• Task to complete:
Reproduce the data exactly and drop any pictures it holds.

**** Available data ****

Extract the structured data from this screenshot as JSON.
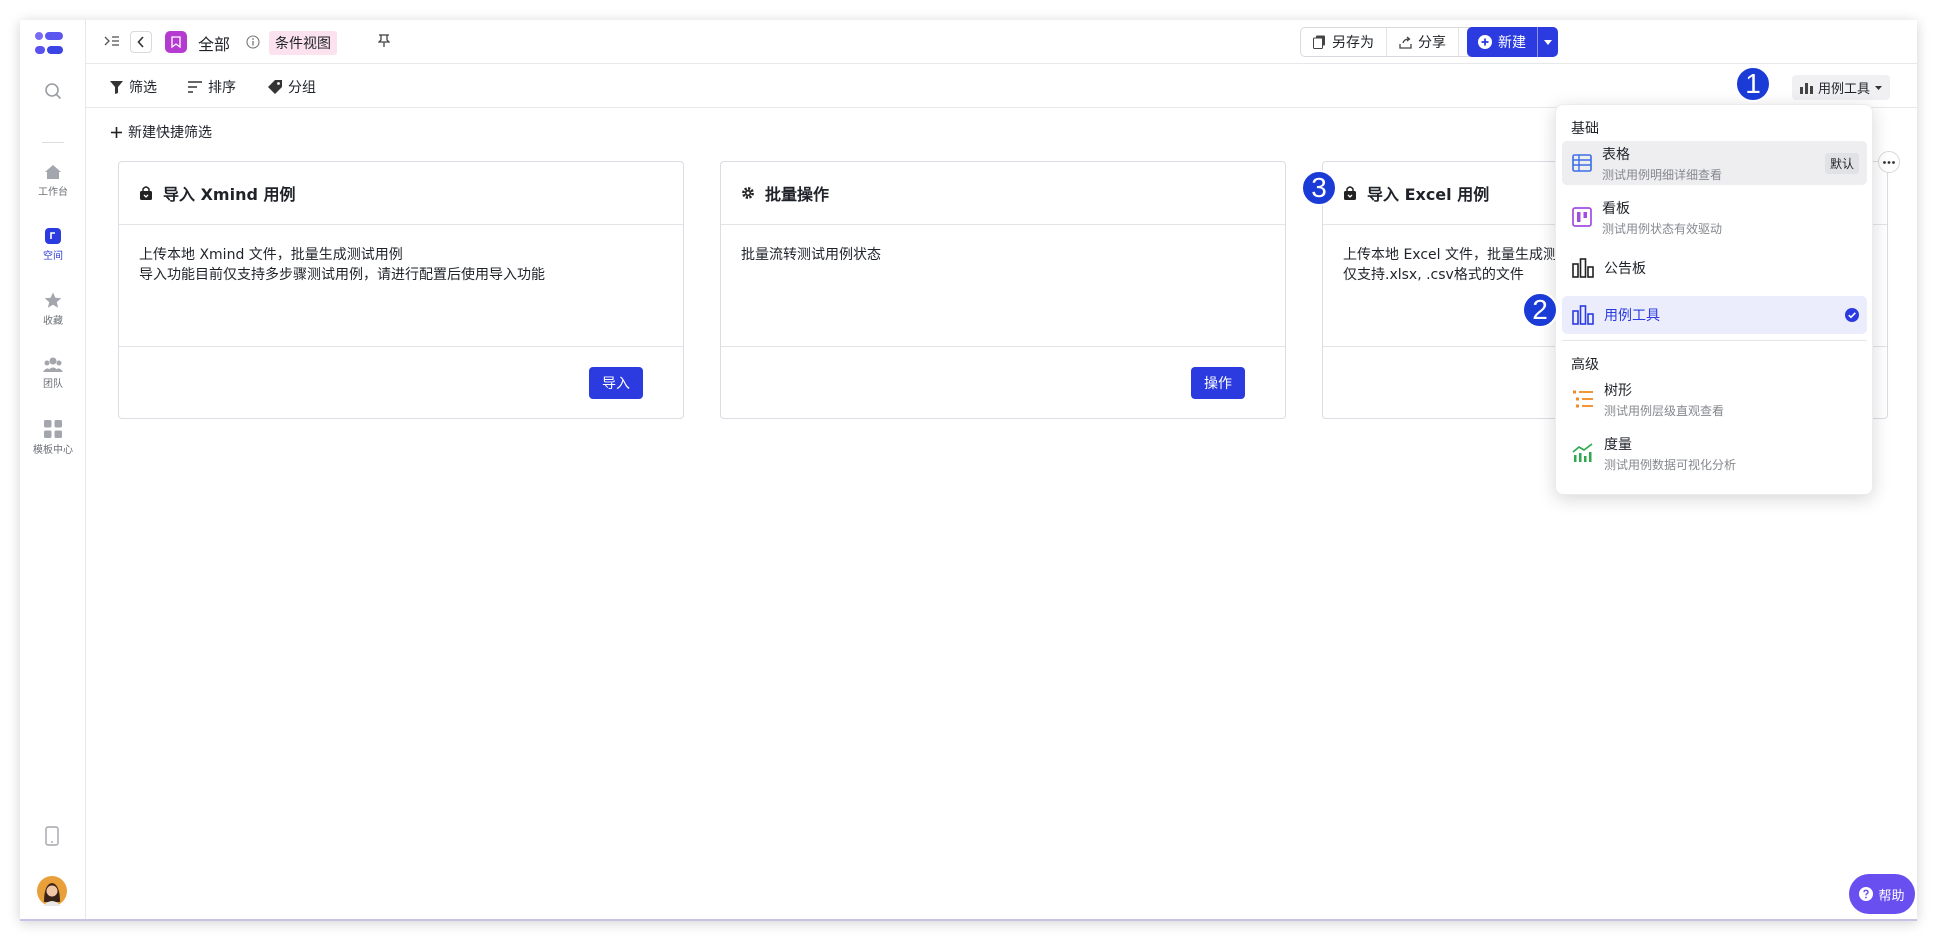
{
  "header": {
    "title": "全部",
    "view_tag": "条件视图",
    "save_as": "另存为",
    "share": "分享",
    "new": "新建"
  },
  "toolbar": {
    "filter": "筛选",
    "sort": "排序",
    "group": "分组",
    "view_switch": "用例工具",
    "new_quick_filter": "新建快捷筛选"
  },
  "rail": {
    "items": [
      {
        "label": "工作台"
      },
      {
        "label": "空间"
      },
      {
        "label": "收藏"
      },
      {
        "label": "团队"
      },
      {
        "label": "模板中心"
      }
    ]
  },
  "cards": [
    {
      "title": "导入 Xmind 用例",
      "line1": "上传本地 Xmind 文件，批量生成测试用例",
      "line2": "导入功能目前仅支持多步骤测试用例，请进行配置后使用导入功能",
      "button": "导入"
    },
    {
      "title": "批量操作",
      "line1": "批量流转测试用例状态",
      "line2": "",
      "button": "操作"
    },
    {
      "title": "导入 Excel 用例",
      "line1": "上传本地 Excel 文件，批量生成测",
      "line2": "仅支持.xlsx, .csv格式的文件",
      "button": ""
    }
  ],
  "menu": {
    "basic_label": "基础",
    "advanced_label": "高级",
    "items": [
      {
        "title": "表格",
        "sub": "测试用例明细详细查看",
        "badge": "默认"
      },
      {
        "title": "看板",
        "sub": "测试用例状态有效驱动"
      },
      {
        "title": "公告板",
        "sub": ""
      },
      {
        "title": "用例工具",
        "sub": ""
      },
      {
        "title": "树形",
        "sub": "测试用例层级直观查看"
      },
      {
        "title": "度量",
        "sub": "测试用例数据可视化分析"
      }
    ]
  },
  "annotations": [
    "1",
    "2",
    "3"
  ],
  "help": "帮助",
  "colors": {
    "primary": "#2b3be0",
    "accent_purple": "#6a4ff0",
    "selected_bg": "#ebedfc"
  }
}
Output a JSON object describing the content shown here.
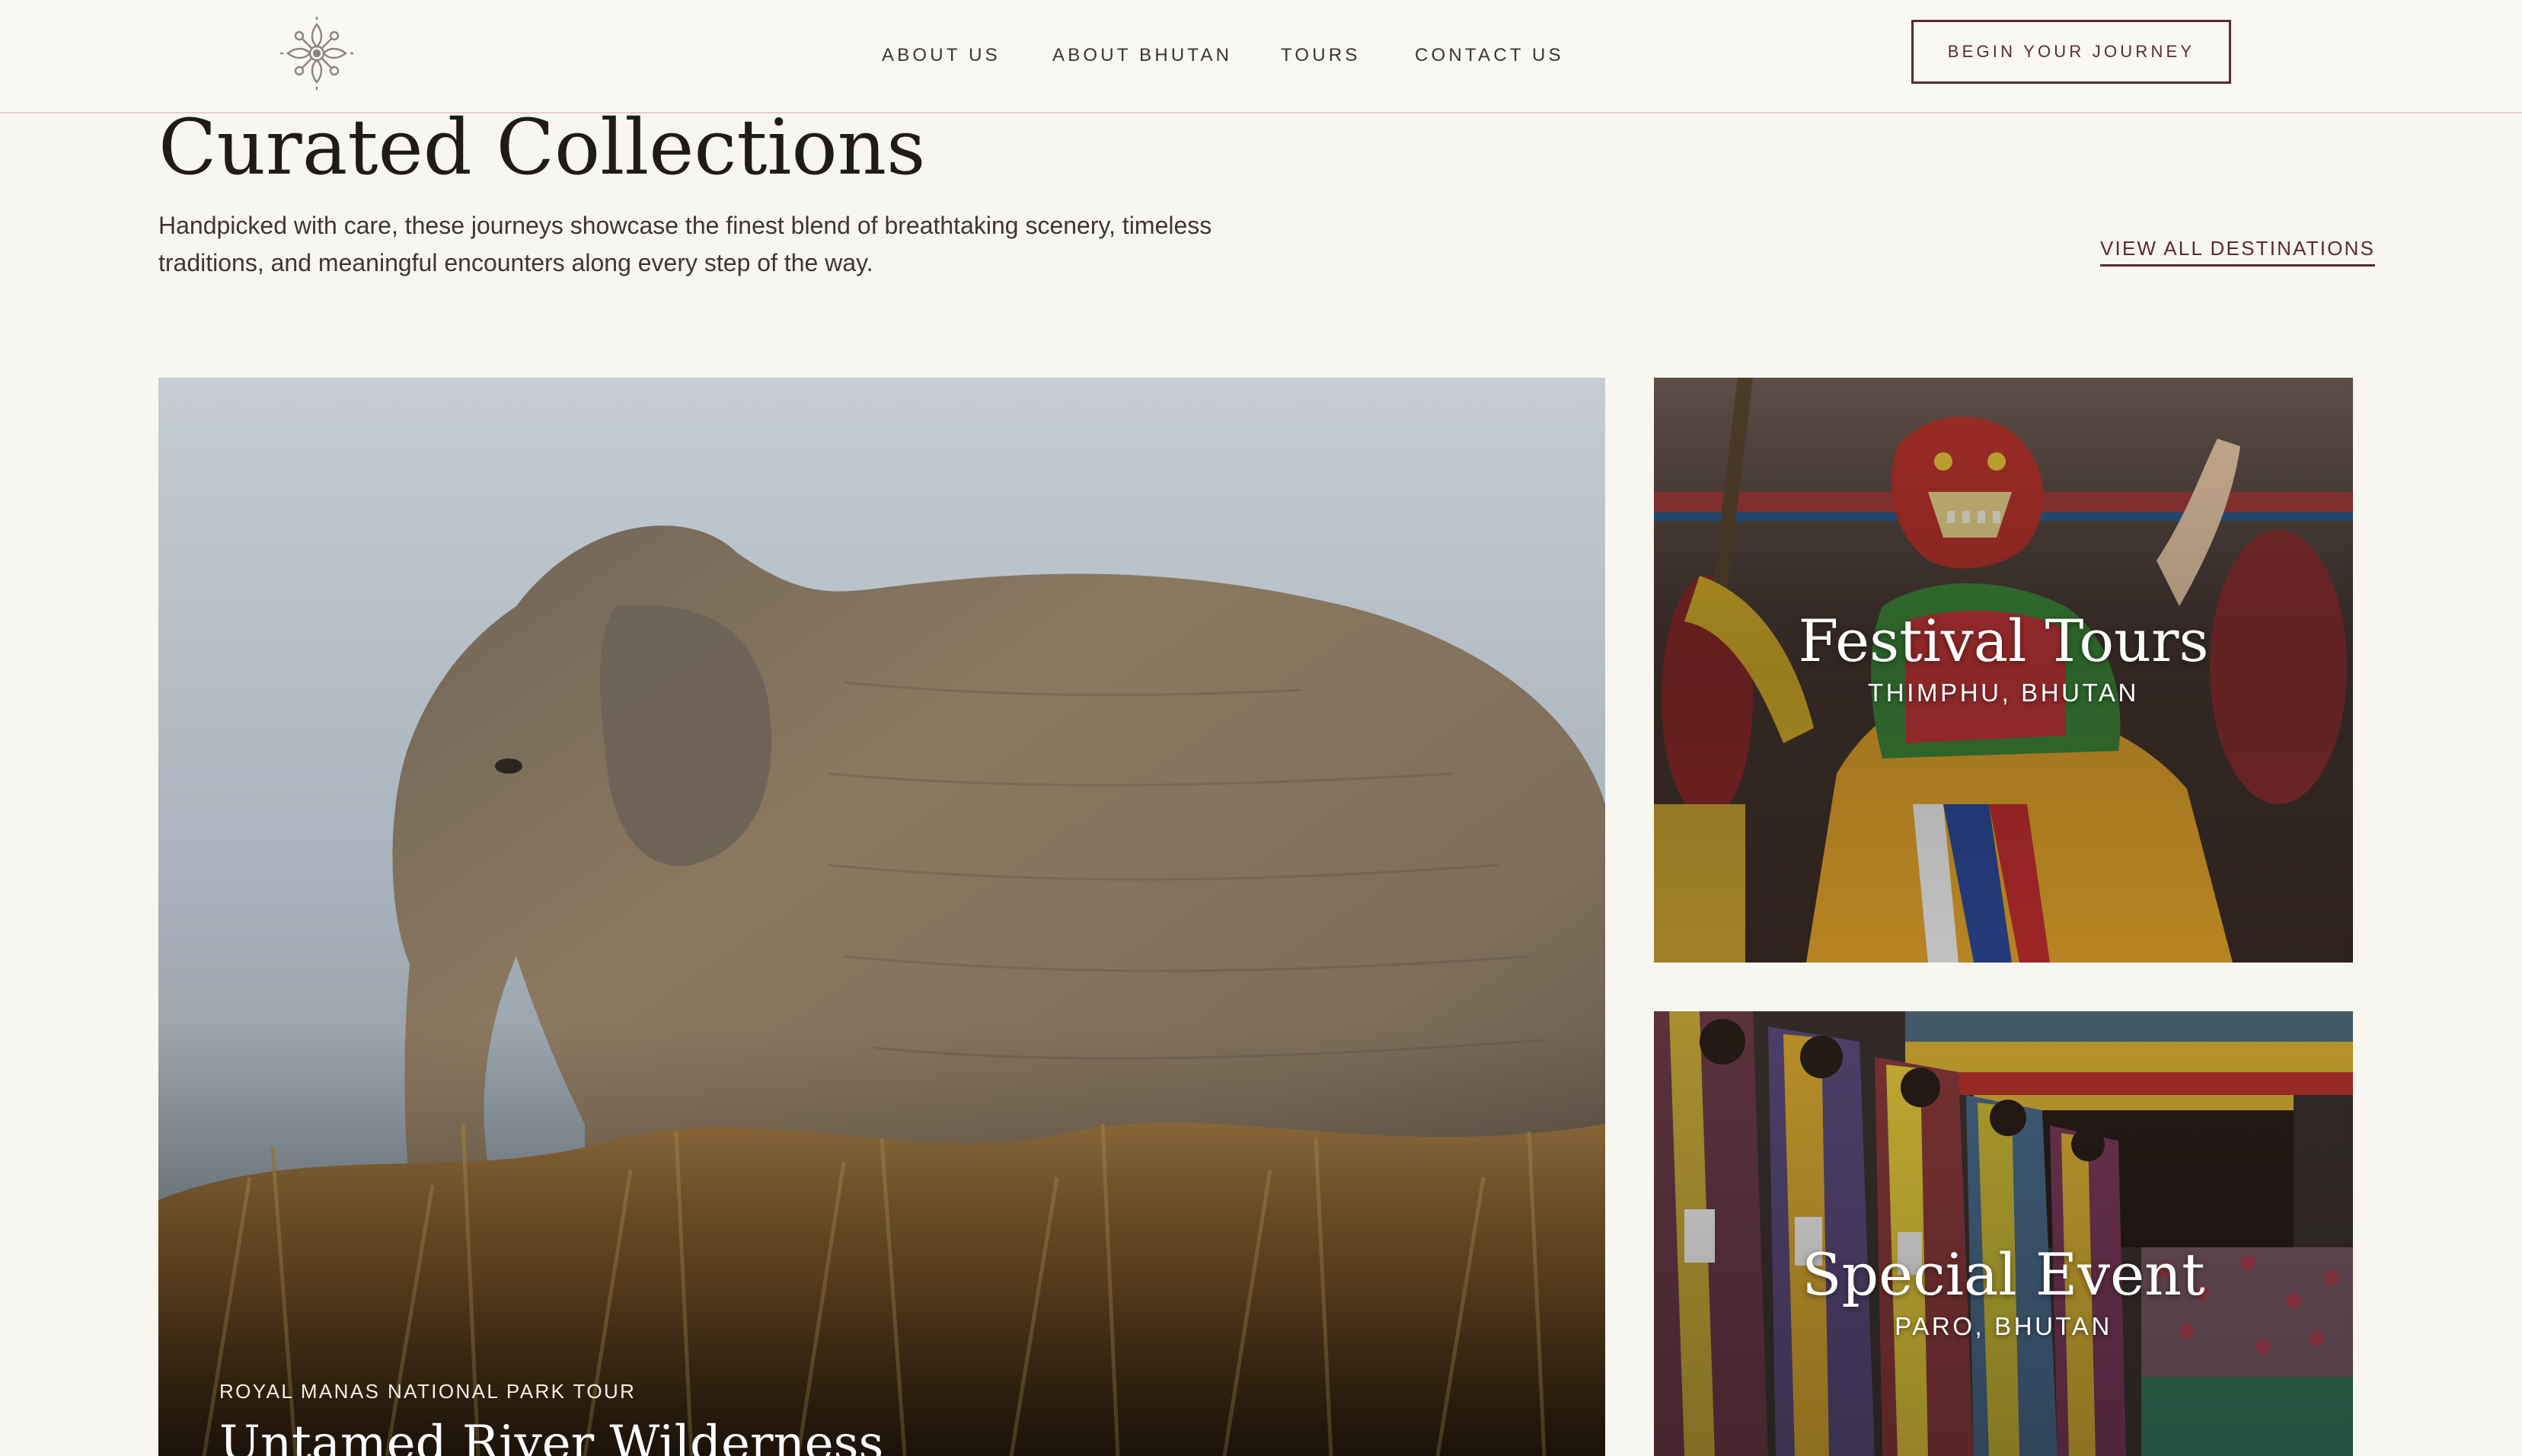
{
  "header": {
    "logo_icon": "dorje-emblem-icon",
    "nav": [
      {
        "label": "ABOUT US"
      },
      {
        "label": "ABOUT BHUTAN"
      },
      {
        "label": "TOURS"
      },
      {
        "label": "CONTACT US"
      }
    ],
    "cta_label": "BEGIN YOUR JOURNEY"
  },
  "intro": {
    "title": "Curated Collections",
    "description": "Handpicked with care, these journeys showcase the finest blend of breathtaking scenery, timeless traditions, and meaningful encounters along every step of the way.",
    "view_all_label": "VIEW ALL DESTINATIONS"
  },
  "cards": {
    "featured": {
      "eyebrow": "ROYAL MANAS NATIONAL PARK TOUR",
      "title": "Untamed River Wilderness",
      "image": "elephant-in-grassland"
    },
    "festival": {
      "title": "Festival Tours",
      "location": "THIMPHU, BHUTAN",
      "image": "masked-dancer-festival"
    },
    "event": {
      "title": "Special Event",
      "location": "PARO, BHUTAN",
      "image": "dancers-in-procession"
    }
  },
  "colors": {
    "background": "#f8f6f1",
    "accent": "#5a2a30",
    "text": "#2b2624",
    "header_border": "#e6cfcf"
  }
}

****

• Answer below:
Extract the structured data from this screenshot as JSON.
{
  "header": {
    "title": "全部",
    "view_tag": "条件视图",
    "save_as": "另存为",
    "share": "分享",
    "new": "新建"
  },
  "toolbar": {
    "filter": "筛选",
    "sort": "排序",
    "group": "分组",
    "view_switch": "用例工具",
    "new_quick_filter": "新建快捷筛选"
  },
  "rail": {
    "items": [
      {
        "label": "工作台"
      },
      {
        "label": "空间"
      },
      {
        "label": "收藏"
      },
      {
        "label": "团队"
      },
      {
        "label": "模板中心"
      }
    ]
  },
  "cards": [
    {
      "title": "导入 Xmind 用例",
      "line1": "上传本地 Xmind 文件，批量生成测试用例",
      "line2": "导入功能目前仅支持多步骤测试用例，请进行配置后使用导入功能",
      "button": "导入"
    },
    {
      "title": "批量操作",
      "line1": "批量流转测试用例状态",
      "line2": "",
      "button": "操作"
    },
    {
      "title": "导入 Excel 用例",
      "line1": "上传本地 Excel 文件，批量生成测",
      "line2": "仅支持.xlsx, .csv格式的文件",
      "button": ""
    }
  ],
  "menu": {
    "basic_label": "基础",
    "advanced_label": "高级",
    "items": [
      {
        "title": "表格",
        "sub": "测试用例明细详细查看",
        "badge": "默认"
      },
      {
        "title": "看板",
        "sub": "测试用例状态有效驱动"
      },
      {
        "title": "公告板",
        "sub": ""
      },
      {
        "title": "用例工具",
        "sub": ""
      },
      {
        "title": "树形",
        "sub": "测试用例层级直观查看"
      },
      {
        "title": "度量",
        "sub": "测试用例数据可视化分析"
      }
    ]
  },
  "annotations": [
    "1",
    "2",
    "3"
  ],
  "help": "帮助",
  "colors": {
    "primary": "#2b3be0",
    "accent_purple": "#6a4ff0",
    "selected_bg": "#ebedfc"
  }
}
Output a JSON object describing the content shown here.
{
  "header": {
    "logo_icon": "dorje-emblem-icon",
    "nav": [
      {
        "label": "ABOUT US"
      },
      {
        "label": "ABOUT BHUTAN"
      },
      {
        "label": "TOURS"
      },
      {
        "label": "CONTACT US"
      }
    ],
    "cta_label": "BEGIN YOUR JOURNEY"
  },
  "intro": {
    "title": "Curated Collections",
    "description": "Handpicked with care, these journeys showcase the finest blend of breathtaking scenery, timeless traditions, and meaningful encounters along every step of the way.",
    "view_all_label": "VIEW ALL DESTINATIONS"
  },
  "cards": {
    "featured": {
      "eyebrow": "ROYAL MANAS NATIONAL PARK TOUR",
      "title": "Untamed River Wilderness",
      "image": "elephant-in-grassland"
    },
    "festival": {
      "title": "Festival Tours",
      "location": "THIMPHU, BHUTAN",
      "image": "masked-dancer-festival"
    },
    "event": {
      "title": "Special Event",
      "location": "PARO, BHUTAN",
      "image": "dancers-in-procession"
    }
  },
  "colors": {
    "background": "#f8f6f1",
    "accent": "#5a2a30",
    "text": "#2b2624",
    "header_border": "#e6cfcf"
  }
}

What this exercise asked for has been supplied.